Write out the entries below once more, exactly, with the pictures left out.

- [RECORDED DATA]:
## start
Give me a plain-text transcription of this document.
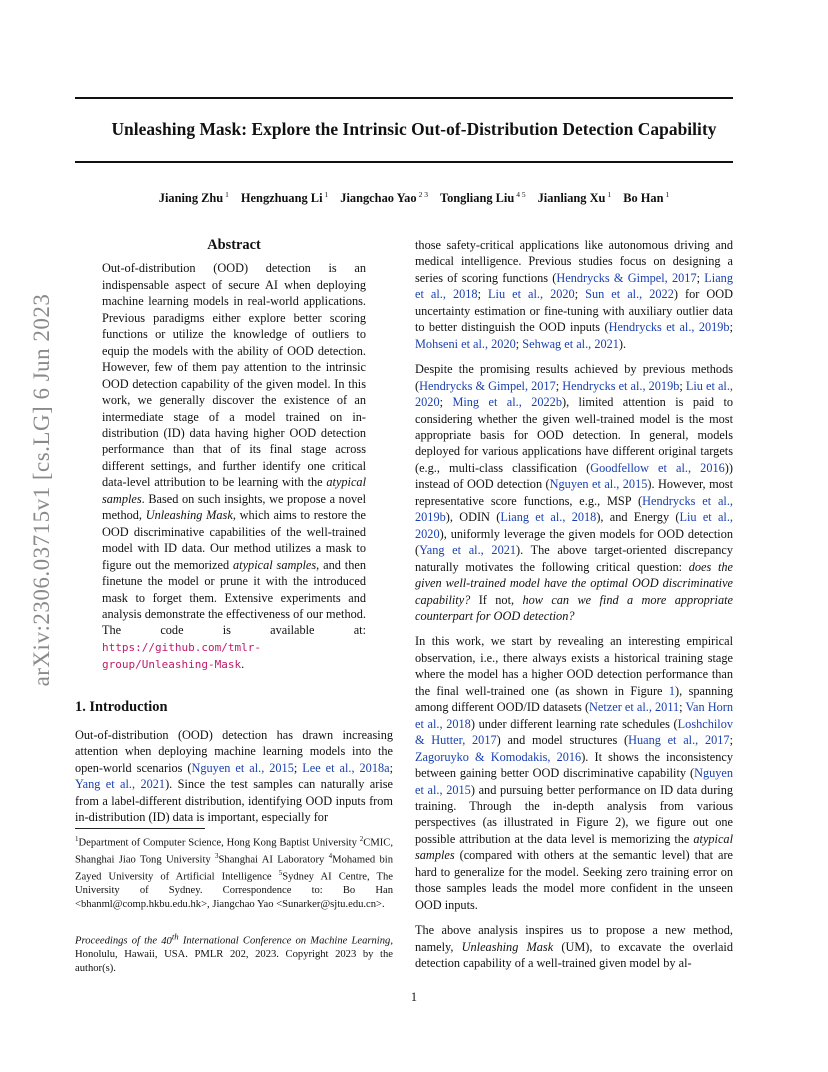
Unleashing Mask: Explore the Intrinsic Out-of-Distribution Detection Capability
Jianing Zhu $^1$ Hengzhuang Li $^1$ Jiangchao Yao $^{2 3}$ Tongliang Liu $^{4 5}$ Jianliang Xu $^1$ Bo Han $^1$
arXiv:2306.03715v1 [cs.LG] 6 Jun 2023
Abstract
Out-of-distribution (OOD) detection is an indispensable aspect of secure AI when deploying machine learning models in real-world applications. Previous paradigms either explore better scoring functions or utilize the knowledge of outliers to equip the models with the ability of OOD detection. However, few of them pay attention to the intrinsic OOD detection capability of the given model. In this work, we generally discover the existence of an intermediate stage of a model trained on in-distribution (ID) data having higher OOD detection performance than that of its final stage across different settings, and further identify one critical data-level attribution to be learning with the atypical samples. Based on such insights, we propose a novel method, Unleashing Mask, which aims to restore the OOD discriminative capabilities of the well-trained model with ID data. Our method utilizes a mask to figure out the memorized atypical samples, and then finetune the model or prune it with the introduced mask to forget them. Extensive experiments and analysis demonstrate the effectiveness of our method. The code is available at: https://github.com/tmlr-group/Unleashing-Mask.
1. Introduction

Out-of-distribution (OOD) detection has drawn increasing attention when deploying machine learning models into the open-world scenarios (Nguyen et al., 2015; Lee et al., 2018a; Yang et al., 2021). Since the test samples can naturally arise from a label-different distribution, identifying OOD inputs from in-distribution (ID) data is important, especially for

$^1$Department of Computer Science, Hong Kong Baptist University $^2$CMIC, Shanghai Jiao Tong University $^3$Shanghai AI Laboratory $^4$Mohamed bin Zayed University of Artificial Intelligence $^5$Sydney AI Centre, The University of Sydney. Correspondence to: Bo Han <bhanml@comp.hkbu.edu.hk>, Jiangchao Yao <Sunarker@sjtu.edu.cn>.
Proceedings of the 40th International Conference on Machine Learning, Honolulu, Hawaii, USA. PMLR 202, 2023. Copyright 2023 by the author(s).

those safety-critical applications like autonomous driving and medical intelligence. Previous studies focus on designing a series of scoring functions (Hendrycks & Gimpel, 2017; Liang et al., 2018; Liu et al., 2020; Sun et al., 2022) for OOD uncertainty estimation or fine-tuning with auxiliary outlier data to better distinguish the OOD inputs (Hendrycks et al., 2019b; Mohseni et al., 2020; Sehwag et al., 2021).

Despite the promising results achieved by previous methods (Hendrycks & Gimpel, 2017; Hendrycks et al., 2019b; Liu et al., 2020; Ming et al., 2022b), limited attention is paid to considering whether the given well-trained model is the most appropriate basis for OOD detection. In general, models deployed for various applications have different original targets (e.g., multi-class classification (Goodfellow et al., 2016)) instead of OOD detection (Nguyen et al., 2015). However, most representative score functions, e.g., MSP (Hendrycks et al., 2019b), ODIN (Liang et al., 2018), and Energy (Liu et al., 2020), uniformly leverage the given models for OOD detection (Yang et al., 2021). The above target-oriented discrepancy naturally motivates the following critical question: does the given well-trained model have the optimal OOD discriminative capability? If not, how can we find a more appropriate counterpart for OOD detection?

In this work, we start by revealing an interesting empirical observation, i.e., there always exists a historical training stage where the model has a higher OOD detection performance than the final well-trained one (as shown in Figure 1), spanning among different OOD/ID datasets (Netzer et al., 2011; Van Horn et al., 2018) under different learning rate schedules (Loshchilov & Hutter, 2017) and model structures (Huang et al., 2017; Zagoruyko & Komodakis, 2016). It shows the inconsistency between gaining better OOD discriminative capability (Nguyen et al., 2015) and pursuing better performance on ID data during training. Through the in-depth analysis from various perspectives (as illustrated in Figure 2), we figure out one possible attribution at the data level is memorizing the atypical samples (compared with others at the semantic level) that are hard to generalize for the model. Seeking zero training error on those samples leads the model more confident in the unseen OOD inputs.

The above analysis inspires us to propose a new method, namely, Unleashing Mask (UM), to excavate the overlaid detection capability of a well-trained given model by al-

1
## end
- [THE OUTPUT]:
Give me a plain-text transcription of this document.
Unleashing Mask: Explore the Intrinsic Out-of-Distribution Detection Capability
Jianing Zhu $^1$ Hengzhuang Li $^1$ Jiangchao Yao $^{2 3}$ Tongliang Liu $^{4 5}$ Jianliang Xu $^1$ Bo Han $^1$
arXiv:2306.03715v1 [cs.LG] 6 Jun 2023
Abstract
Out-of-distribution (OOD) detection is an indispensable aspect of secure AI when deploying machine learning models in real-world applications. Previous paradigms either explore better scoring functions or utilize the knowledge of outliers to equip the models with the ability of OOD detection. However, few of them pay attention to the intrinsic OOD detection capability of the given model. In this work, we generally discover the existence of an intermediate stage of a model trained on in-distribution (ID) data having higher OOD detection performance than that of its final stage across different settings, and further identify one critical data-level attribution to be learning with the atypical samples. Based on such insights, we propose a novel method, Unleashing Mask, which aims to restore the OOD discriminative capabilities of the well-trained model with ID data. Our method utilizes a mask to figure out the memorized atypical samples, and then finetune the model or prune it with the introduced mask to forget them. Extensive experiments and analysis demonstrate the effectiveness of our method. The code is available at: https://github.com/tmlr-group/Unleashing-Mask.
1. Introduction

Out-of-distribution (OOD) detection has drawn increasing attention when deploying machine learning models into the open-world scenarios (Nguyen et al., 2015; Lee et al., 2018a; Yang et al., 2021). Since the test samples can naturally arise from a label-different distribution, identifying OOD inputs from in-distribution (ID) data is important, especially for

$^1$Department of Computer Science, Hong Kong Baptist University $^2$CMIC, Shanghai Jiao Tong University $^3$Shanghai AI Laboratory $^4$Mohamed bin Zayed University of Artificial Intelligence $^5$Sydney AI Centre, The University of Sydney. Correspondence to: Bo Han <bhanml@comp.hkbu.edu.hk>, Jiangchao Yao <Sunarker@sjtu.edu.cn>.
Proceedings of the 40th International Conference on Machine Learning, Honolulu, Hawaii, USA. PMLR 202, 2023. Copyright 2023 by the author(s).

those safety-critical applications like autonomous driving and medical intelligence. Previous studies focus on designing a series of scoring functions (Hendrycks & Gimpel, 2017; Liang et al., 2018; Liu et al., 2020; Sun et al., 2022) for OOD uncertainty estimation or fine-tuning with auxiliary outlier data to better distinguish the OOD inputs (Hendrycks et al., 2019b; Mohseni et al., 2020; Sehwag et al., 2021).

Despite the promising results achieved by previous methods (Hendrycks & Gimpel, 2017; Hendrycks et al., 2019b; Liu et al., 2020; Ming et al., 2022b), limited attention is paid to considering whether the given well-trained model is the most appropriate basis for OOD detection. In general, models deployed for various applications have different original targets (e.g., multi-class classification (Goodfellow et al., 2016)) instead of OOD detection (Nguyen et al., 2015). However, most representative score functions, e.g., MSP (Hendrycks et al., 2019b), ODIN (Liang et al., 2018), and Energy (Liu et al., 2020), uniformly leverage the given models for OOD detection (Yang et al., 2021). The above target-oriented discrepancy naturally motivates the following critical question: does the given well-trained model have the optimal OOD discriminative capability? If not, how can we find a more appropriate counterpart for OOD detection?

In this work, we start by revealing an interesting empirical observation, i.e., there always exists a historical training stage where the model has a higher OOD detection performance than the final well-trained one (as shown in Figure 1), spanning among different OOD/ID datasets (Netzer et al., 2011; Van Horn et al., 2018) under different learning rate schedules (Loshchilov & Hutter, 2017) and model structures (Huang et al., 2017; Zagoruyko & Komodakis, 2016). It shows the inconsistency between gaining better OOD discriminative capability (Nguyen et al., 2015) and pursuing better performance on ID data during training. Through the in-depth analysis from various perspectives (as illustrated in Figure 2), we figure out one possible attribution at the data level is memorizing the atypical samples (compared with others at the semantic level) that are hard to generalize for the model. Seeking zero training error on those samples leads the model more confident in the unseen OOD inputs.

The above analysis inspires us to propose a new method, namely, Unleashing Mask (UM), to excavate the overlaid detection capability of a well-trained given model by al-

1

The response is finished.